[Spatial layout data]
-- -- --

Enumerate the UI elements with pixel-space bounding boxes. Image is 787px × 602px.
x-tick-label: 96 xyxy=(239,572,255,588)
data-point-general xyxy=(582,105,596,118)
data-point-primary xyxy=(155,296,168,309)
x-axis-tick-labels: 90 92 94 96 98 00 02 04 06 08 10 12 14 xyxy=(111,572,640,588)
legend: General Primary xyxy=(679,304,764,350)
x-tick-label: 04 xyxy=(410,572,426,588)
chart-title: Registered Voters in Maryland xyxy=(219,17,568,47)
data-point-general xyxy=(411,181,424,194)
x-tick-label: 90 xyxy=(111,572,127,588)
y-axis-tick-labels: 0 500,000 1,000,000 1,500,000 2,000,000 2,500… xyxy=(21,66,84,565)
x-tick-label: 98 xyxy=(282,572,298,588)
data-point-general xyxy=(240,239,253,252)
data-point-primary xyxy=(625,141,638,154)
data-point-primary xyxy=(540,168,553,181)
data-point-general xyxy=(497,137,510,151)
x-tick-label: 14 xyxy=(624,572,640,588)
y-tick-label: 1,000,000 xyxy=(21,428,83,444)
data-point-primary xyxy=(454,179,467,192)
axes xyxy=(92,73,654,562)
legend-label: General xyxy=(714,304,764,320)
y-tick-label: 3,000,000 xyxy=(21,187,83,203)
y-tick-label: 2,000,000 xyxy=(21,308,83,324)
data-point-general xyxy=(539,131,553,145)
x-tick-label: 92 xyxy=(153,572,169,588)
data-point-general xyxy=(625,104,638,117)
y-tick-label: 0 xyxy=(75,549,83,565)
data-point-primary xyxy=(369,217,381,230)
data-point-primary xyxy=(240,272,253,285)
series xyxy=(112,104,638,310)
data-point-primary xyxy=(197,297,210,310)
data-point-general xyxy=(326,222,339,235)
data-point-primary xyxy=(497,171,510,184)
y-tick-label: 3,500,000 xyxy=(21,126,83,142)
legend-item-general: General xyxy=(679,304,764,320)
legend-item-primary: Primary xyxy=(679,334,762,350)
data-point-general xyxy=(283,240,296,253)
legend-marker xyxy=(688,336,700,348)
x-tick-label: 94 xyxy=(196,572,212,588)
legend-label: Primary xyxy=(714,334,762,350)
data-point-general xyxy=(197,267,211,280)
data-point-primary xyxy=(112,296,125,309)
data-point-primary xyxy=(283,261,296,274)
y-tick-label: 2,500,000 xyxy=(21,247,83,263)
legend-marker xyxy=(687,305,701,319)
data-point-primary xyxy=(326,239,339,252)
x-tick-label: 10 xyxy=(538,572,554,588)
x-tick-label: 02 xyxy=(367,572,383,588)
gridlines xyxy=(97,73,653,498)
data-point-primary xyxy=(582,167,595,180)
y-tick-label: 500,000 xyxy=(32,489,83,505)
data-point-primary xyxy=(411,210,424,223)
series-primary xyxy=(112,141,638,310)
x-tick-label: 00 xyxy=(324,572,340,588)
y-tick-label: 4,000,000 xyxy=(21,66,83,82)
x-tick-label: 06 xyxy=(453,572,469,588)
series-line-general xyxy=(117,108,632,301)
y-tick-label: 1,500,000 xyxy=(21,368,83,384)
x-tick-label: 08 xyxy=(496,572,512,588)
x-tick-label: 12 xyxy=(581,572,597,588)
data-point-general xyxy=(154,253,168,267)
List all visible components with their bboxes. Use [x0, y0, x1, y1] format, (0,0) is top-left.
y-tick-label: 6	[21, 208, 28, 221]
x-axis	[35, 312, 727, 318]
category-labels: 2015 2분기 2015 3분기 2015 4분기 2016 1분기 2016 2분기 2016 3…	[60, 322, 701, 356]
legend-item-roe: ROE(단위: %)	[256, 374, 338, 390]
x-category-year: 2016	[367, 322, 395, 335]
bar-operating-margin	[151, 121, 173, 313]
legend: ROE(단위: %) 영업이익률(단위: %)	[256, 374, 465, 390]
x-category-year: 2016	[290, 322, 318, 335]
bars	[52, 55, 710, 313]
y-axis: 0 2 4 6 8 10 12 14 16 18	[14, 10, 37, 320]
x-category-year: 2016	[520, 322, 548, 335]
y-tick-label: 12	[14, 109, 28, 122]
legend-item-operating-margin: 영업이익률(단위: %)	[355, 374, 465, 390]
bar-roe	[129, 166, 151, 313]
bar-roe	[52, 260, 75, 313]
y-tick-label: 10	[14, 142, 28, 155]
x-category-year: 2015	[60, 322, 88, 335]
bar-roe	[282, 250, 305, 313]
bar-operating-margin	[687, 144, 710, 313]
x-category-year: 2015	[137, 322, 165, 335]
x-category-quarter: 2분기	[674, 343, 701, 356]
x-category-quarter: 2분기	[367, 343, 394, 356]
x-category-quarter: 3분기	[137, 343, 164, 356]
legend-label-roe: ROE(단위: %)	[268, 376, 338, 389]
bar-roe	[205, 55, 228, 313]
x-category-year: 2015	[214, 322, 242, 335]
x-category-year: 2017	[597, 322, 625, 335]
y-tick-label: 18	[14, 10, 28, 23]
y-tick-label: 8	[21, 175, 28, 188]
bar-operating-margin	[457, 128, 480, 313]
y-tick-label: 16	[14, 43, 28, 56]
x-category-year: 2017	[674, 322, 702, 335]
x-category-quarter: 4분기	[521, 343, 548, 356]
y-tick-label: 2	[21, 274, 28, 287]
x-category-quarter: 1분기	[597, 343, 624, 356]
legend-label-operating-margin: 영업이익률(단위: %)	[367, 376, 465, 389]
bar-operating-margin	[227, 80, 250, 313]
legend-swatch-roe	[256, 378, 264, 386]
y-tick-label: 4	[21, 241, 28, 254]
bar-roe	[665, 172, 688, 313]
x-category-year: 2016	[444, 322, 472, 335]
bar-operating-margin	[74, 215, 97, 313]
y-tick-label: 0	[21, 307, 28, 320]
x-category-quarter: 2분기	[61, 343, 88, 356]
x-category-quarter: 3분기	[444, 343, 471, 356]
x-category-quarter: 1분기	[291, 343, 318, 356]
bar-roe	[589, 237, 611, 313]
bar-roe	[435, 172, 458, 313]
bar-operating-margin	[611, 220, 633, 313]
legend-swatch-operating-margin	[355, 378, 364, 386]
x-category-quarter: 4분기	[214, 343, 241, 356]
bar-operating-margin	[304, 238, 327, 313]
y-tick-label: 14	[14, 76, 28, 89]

-- -- --

■ **What to produce**
Reproduce the data verbatim, starting at the first line and ending at the line that contains "axes xyxy=(92,73,654,562)", with both of those lines included.

■ **Reply to the task**
Enumerate the UI elements with pixel-space bounding boxes. Image is 787px × 602px.
x-tick-label: 96 xyxy=(239,572,255,588)
data-point-general xyxy=(582,105,596,118)
data-point-primary xyxy=(155,296,168,309)
x-axis-tick-labels: 90 92 94 96 98 00 02 04 06 08 10 12 14 xyxy=(111,572,640,588)
legend: General Primary xyxy=(679,304,764,350)
x-tick-label: 04 xyxy=(410,572,426,588)
chart-title: Registered Voters in Maryland xyxy=(219,17,568,47)
data-point-general xyxy=(411,181,424,194)
x-tick-label: 90 xyxy=(111,572,127,588)
y-axis-tick-labels: 0 500,000 1,000,000 1,500,000 2,000,000 2,500… xyxy=(21,66,84,565)
x-tick-label: 98 xyxy=(282,572,298,588)
data-point-general xyxy=(240,239,253,252)
data-point-primary xyxy=(625,141,638,154)
data-point-primary xyxy=(540,168,553,181)
data-point-general xyxy=(497,137,510,151)
x-tick-label: 14 xyxy=(624,572,640,588)
y-tick-label: 1,000,000 xyxy=(21,428,83,444)
data-point-primary xyxy=(454,179,467,192)
axes xyxy=(92,73,654,562)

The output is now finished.